Set down the final stretch of the data, from the line that holds "Transcribe this image's" through the last line, both included, with pictures left out.

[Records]
• • • • • • •

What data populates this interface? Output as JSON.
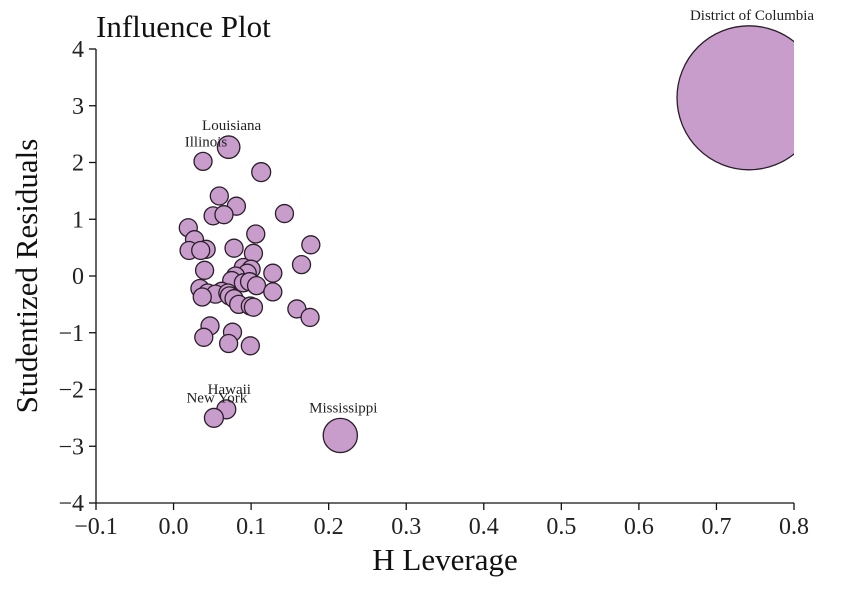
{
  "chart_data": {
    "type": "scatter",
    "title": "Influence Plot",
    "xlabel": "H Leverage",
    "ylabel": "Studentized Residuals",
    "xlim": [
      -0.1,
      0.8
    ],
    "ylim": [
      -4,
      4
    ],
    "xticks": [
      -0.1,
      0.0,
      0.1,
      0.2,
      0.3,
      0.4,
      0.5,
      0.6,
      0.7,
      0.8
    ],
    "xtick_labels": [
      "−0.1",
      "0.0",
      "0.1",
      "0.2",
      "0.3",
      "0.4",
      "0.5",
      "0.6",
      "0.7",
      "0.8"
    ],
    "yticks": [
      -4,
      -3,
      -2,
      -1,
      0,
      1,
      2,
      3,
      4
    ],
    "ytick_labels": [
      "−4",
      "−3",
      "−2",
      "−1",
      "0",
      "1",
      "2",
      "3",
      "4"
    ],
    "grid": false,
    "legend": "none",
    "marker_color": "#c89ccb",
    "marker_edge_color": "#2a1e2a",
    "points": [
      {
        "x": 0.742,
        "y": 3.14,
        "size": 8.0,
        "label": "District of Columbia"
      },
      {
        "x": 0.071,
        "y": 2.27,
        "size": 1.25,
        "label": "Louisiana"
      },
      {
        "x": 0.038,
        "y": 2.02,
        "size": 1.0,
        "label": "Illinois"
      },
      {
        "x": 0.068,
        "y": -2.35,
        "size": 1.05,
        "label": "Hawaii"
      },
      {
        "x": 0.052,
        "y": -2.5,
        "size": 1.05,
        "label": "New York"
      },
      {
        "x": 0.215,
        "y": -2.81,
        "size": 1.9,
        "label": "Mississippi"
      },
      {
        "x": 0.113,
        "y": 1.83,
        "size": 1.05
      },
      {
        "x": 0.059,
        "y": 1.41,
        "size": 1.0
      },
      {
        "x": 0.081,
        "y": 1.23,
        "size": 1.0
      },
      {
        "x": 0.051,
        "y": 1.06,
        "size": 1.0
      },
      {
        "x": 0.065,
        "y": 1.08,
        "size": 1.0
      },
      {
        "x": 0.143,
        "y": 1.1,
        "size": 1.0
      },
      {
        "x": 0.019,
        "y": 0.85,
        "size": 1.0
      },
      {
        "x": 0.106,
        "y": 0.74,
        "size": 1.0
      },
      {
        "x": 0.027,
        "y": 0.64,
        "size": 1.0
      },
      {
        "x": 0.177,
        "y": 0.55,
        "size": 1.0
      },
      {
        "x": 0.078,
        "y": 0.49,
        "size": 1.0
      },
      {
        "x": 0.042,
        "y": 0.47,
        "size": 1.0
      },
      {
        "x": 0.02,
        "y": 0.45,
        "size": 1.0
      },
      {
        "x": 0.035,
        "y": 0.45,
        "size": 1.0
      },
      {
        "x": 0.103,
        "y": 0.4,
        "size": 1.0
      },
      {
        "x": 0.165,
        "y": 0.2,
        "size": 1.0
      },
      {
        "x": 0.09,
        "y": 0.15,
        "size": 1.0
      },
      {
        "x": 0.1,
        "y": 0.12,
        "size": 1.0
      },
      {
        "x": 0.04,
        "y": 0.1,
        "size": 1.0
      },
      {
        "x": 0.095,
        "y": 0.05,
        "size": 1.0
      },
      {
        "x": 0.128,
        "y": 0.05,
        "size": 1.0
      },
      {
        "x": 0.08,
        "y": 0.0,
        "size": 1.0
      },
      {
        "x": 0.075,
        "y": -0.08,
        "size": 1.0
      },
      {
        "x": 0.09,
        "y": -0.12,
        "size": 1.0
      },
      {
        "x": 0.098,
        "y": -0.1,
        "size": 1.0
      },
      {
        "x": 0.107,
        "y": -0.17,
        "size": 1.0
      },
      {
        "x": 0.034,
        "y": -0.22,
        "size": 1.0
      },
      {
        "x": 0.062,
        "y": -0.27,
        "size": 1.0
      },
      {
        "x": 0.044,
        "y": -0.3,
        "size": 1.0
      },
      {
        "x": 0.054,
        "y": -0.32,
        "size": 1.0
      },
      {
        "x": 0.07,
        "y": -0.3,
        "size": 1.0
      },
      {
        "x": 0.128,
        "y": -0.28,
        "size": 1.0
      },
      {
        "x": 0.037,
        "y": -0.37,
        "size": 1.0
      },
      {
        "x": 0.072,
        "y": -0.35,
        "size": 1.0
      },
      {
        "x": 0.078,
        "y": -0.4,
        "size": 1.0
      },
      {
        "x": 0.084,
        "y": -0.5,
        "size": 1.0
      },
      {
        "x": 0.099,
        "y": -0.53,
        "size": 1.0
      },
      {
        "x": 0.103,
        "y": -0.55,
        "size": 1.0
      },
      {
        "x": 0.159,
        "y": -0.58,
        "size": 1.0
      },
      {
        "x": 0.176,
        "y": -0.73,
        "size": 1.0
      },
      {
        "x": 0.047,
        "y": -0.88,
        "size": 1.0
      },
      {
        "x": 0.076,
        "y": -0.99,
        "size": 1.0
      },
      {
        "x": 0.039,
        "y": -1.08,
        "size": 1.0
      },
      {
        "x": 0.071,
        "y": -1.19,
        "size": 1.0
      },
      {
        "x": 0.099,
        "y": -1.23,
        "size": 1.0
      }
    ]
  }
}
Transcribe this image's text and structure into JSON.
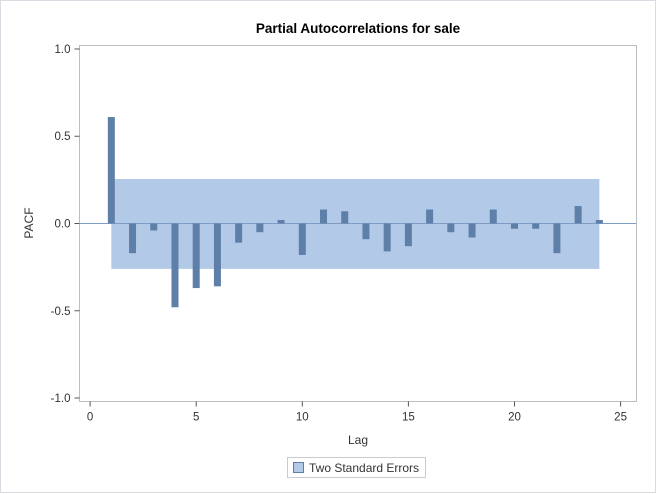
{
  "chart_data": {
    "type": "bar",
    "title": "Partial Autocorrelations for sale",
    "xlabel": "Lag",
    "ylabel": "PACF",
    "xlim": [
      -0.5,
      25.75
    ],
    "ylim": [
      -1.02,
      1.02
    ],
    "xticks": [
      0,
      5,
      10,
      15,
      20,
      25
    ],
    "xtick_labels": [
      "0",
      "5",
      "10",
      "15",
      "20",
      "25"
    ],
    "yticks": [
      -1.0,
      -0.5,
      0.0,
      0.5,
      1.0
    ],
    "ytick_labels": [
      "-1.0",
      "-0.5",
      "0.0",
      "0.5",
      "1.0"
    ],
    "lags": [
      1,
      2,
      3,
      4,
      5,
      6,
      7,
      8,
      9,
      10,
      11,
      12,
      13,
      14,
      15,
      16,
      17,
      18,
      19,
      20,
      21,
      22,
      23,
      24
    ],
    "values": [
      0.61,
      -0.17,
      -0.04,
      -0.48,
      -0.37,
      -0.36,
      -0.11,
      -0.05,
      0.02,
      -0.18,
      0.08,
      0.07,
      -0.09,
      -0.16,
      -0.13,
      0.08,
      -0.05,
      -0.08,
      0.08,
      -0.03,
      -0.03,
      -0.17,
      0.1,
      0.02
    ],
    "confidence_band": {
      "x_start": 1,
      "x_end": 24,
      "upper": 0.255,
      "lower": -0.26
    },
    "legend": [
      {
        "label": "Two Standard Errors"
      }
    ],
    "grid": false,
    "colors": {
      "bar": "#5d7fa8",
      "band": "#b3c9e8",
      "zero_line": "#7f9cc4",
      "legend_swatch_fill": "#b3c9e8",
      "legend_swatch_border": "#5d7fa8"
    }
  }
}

• • • • • • •

> Response to the exercise
Transcribe this image's text and structure into JSON.
{
  "chart_data": {
    "type": "bar",
    "title": "Partial Autocorrelations for sale",
    "xlabel": "Lag",
    "ylabel": "PACF",
    "xlim": [
      -0.5,
      25.75
    ],
    "ylim": [
      -1.02,
      1.02
    ],
    "xticks": [
      0,
      5,
      10,
      15,
      20,
      25
    ],
    "xtick_labels": [
      "0",
      "5",
      "10",
      "15",
      "20",
      "25"
    ],
    "yticks": [
      -1.0,
      -0.5,
      0.0,
      0.5,
      1.0
    ],
    "ytick_labels": [
      "-1.0",
      "-0.5",
      "0.0",
      "0.5",
      "1.0"
    ],
    "lags": [
      1,
      2,
      3,
      4,
      5,
      6,
      7,
      8,
      9,
      10,
      11,
      12,
      13,
      14,
      15,
      16,
      17,
      18,
      19,
      20,
      21,
      22,
      23,
      24
    ],
    "values": [
      0.61,
      -0.17,
      -0.04,
      -0.48,
      -0.37,
      -0.36,
      -0.11,
      -0.05,
      0.02,
      -0.18,
      0.08,
      0.07,
      -0.09,
      -0.16,
      -0.13,
      0.08,
      -0.05,
      -0.08,
      0.08,
      -0.03,
      -0.03,
      -0.17,
      0.1,
      0.02
    ],
    "confidence_band": {
      "x_start": 1,
      "x_end": 24,
      "upper": 0.255,
      "lower": -0.26
    },
    "legend": [
      {
        "label": "Two Standard Errors"
      }
    ],
    "grid": false,
    "colors": {
      "bar": "#5d7fa8",
      "band": "#b3c9e8",
      "zero_line": "#7f9cc4",
      "legend_swatch_fill": "#b3c9e8",
      "legend_swatch_border": "#5d7fa8"
    }
  }
}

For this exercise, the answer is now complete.